### WHAT THE TASK ASKS
Copy out all lines carrying the word "necessidade".
----- DATA PROVIDED
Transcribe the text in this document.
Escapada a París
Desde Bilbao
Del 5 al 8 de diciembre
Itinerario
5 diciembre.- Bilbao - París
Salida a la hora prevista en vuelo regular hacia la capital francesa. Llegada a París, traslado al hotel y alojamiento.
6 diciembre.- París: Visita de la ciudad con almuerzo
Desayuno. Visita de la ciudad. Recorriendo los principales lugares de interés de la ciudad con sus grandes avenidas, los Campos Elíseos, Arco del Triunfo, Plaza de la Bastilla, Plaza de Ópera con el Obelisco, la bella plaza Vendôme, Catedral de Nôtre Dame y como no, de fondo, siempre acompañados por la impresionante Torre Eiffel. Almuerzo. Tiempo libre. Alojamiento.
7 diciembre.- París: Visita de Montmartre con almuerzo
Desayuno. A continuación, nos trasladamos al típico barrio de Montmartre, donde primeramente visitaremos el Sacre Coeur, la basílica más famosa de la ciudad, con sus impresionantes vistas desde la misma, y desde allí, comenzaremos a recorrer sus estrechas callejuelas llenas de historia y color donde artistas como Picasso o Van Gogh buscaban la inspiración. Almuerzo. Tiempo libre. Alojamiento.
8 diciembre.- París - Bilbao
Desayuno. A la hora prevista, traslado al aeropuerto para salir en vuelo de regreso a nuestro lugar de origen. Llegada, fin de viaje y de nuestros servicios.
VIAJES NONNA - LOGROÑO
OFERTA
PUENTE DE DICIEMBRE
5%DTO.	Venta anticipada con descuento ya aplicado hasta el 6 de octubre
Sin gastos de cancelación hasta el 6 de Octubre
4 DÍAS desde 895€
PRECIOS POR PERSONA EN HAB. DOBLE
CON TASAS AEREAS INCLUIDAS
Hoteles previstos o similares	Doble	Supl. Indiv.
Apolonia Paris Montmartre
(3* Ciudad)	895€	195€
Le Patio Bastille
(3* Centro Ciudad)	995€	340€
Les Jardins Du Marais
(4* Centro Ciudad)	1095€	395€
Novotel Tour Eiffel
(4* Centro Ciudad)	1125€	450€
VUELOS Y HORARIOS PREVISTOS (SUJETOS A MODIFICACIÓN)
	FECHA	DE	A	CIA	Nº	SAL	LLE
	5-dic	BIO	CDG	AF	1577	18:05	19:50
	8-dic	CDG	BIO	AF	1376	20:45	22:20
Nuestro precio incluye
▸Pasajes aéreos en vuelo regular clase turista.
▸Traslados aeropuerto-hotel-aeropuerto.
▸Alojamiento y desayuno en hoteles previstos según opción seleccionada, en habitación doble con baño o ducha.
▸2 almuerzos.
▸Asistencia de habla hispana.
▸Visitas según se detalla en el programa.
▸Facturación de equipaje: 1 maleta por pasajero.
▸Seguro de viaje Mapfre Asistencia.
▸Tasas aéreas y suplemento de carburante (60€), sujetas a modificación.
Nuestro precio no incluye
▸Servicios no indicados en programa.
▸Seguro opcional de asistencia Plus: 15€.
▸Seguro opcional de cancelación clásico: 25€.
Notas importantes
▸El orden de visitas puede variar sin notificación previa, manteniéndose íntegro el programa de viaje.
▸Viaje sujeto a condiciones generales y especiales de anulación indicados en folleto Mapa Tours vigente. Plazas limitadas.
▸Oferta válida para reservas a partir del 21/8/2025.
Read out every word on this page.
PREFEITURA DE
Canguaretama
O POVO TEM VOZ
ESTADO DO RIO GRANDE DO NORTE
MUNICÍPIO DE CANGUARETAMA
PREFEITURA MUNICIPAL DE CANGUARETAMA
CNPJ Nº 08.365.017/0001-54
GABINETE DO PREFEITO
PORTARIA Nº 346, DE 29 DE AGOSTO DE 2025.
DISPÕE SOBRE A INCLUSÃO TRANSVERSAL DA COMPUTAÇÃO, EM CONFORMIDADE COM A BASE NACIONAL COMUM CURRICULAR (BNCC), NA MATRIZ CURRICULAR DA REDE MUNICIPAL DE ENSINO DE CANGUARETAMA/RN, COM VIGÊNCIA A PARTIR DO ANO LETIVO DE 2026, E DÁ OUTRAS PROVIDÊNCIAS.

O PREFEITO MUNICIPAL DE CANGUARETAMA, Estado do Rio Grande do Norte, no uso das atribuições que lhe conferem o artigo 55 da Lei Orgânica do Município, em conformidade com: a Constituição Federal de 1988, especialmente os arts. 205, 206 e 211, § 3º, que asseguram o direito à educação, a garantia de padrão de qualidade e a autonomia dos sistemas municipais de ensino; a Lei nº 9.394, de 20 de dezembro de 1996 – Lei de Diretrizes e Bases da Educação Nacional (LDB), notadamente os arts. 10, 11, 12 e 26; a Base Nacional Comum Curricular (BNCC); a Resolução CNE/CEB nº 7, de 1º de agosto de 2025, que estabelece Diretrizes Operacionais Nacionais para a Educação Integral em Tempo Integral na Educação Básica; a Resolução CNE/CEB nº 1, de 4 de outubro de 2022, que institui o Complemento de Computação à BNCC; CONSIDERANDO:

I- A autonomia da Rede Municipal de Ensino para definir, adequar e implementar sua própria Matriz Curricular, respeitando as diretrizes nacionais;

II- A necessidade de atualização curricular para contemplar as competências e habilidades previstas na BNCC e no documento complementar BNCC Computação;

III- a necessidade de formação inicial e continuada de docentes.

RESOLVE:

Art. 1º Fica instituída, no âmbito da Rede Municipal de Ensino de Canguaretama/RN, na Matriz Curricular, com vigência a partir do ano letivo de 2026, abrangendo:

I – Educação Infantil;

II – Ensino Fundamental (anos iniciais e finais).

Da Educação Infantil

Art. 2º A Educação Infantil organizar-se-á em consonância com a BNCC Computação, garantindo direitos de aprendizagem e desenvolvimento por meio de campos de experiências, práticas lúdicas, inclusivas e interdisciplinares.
----------
### COMPLETE RESPONSE
II- A necessidade de atualização curricular para contemplar as competências e habilidades previstas na BNCC e no documento complementar BNCC Computação;
III- a necessidade de formação inicial e continuada de docentes.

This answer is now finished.